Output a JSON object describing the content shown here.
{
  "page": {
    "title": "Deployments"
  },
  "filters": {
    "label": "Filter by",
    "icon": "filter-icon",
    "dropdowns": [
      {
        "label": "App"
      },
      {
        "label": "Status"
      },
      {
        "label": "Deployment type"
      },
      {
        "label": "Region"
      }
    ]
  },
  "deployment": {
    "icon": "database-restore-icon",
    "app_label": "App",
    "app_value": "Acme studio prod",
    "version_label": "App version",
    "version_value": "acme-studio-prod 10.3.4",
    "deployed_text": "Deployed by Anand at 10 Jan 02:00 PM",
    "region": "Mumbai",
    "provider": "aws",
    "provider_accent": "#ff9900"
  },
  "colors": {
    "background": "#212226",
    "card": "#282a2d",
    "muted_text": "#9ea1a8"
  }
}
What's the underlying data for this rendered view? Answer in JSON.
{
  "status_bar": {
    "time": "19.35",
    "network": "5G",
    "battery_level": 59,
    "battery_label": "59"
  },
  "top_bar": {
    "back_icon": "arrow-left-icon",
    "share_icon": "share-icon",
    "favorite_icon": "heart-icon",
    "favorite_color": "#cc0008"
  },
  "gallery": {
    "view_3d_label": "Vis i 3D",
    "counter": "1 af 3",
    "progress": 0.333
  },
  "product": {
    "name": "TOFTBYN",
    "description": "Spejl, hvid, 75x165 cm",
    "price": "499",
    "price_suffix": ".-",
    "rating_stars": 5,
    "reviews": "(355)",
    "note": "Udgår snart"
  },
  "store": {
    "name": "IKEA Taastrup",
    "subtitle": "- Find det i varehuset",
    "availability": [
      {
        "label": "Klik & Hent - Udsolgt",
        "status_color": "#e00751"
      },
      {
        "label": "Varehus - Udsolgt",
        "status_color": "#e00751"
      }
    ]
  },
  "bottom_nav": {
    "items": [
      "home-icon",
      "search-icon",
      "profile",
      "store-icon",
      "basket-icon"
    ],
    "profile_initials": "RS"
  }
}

★ ★ ★ ★ ★

Reproduce all data above, unchanged.

#### [CORRECT RESPONSE]
Output a JSON object describing the content shown here.
{
  "page": {
    "title": "Deployments"
  },
  "filters": {
    "label": "Filter by",
    "icon": "filter-icon",
    "dropdowns": [
      {
        "label": "App"
      },
      {
        "label": "Status"
      },
      {
        "label": "Deployment type"
      },
      {
        "label": "Region"
      }
    ]
  },
  "deployment": {
    "icon": "database-restore-icon",
    "app_label": "App",
    "app_value": "Acme studio prod",
    "version_label": "App version",
    "version_value": "acme-studio-prod 10.3.4",
    "deployed_text": "Deployed by Anand at 10 Jan 02:00 PM",
    "region": "Mumbai",
    "provider": "aws",
    "provider_accent": "#ff9900"
  },
  "colors": {
    "background": "#212226",
    "card": "#282a2d",
    "muted_text": "#9ea1a8"
  }
}
What's the underlying data for this rendered view? Answer in JSON.
{
  "status_bar": {
    "time": "19.35",
    "network": "5G",
    "battery_level": 59,
    "battery_label": "59"
  },
  "top_bar": {
    "back_icon": "arrow-left-icon",
    "share_icon": "share-icon",
    "favorite_icon": "heart-icon",
    "favorite_color": "#cc0008"
  },
  "gallery": {
    "view_3d_label": "Vis i 3D",
    "counter": "1 af 3",
    "progress": 0.333
  },
  "product": {
    "name": "TOFTBYN",
    "description": "Spejl, hvid, 75x165 cm",
    "price": "499",
    "price_suffix": ".-",
    "rating_stars": 5,
    "reviews": "(355)",
    "note": "Udgår snart"
  },
  "store": {
    "name": "IKEA Taastrup",
    "subtitle": "- Find det i varehuset",
    "availability": [
      {
        "label": "Klik & Hent - Udsolgt",
        "status_color": "#e00751"
      },
      {
        "label": "Varehus - Udsolgt",
        "status_color": "#e00751"
      }
    ]
  },
  "bottom_nav": {
    "items": [
      "home-icon",
      "search-icon",
      "profile",
      "store-icon",
      "basket-icon"
    ],
    "profile_initials": "RS"
  }
}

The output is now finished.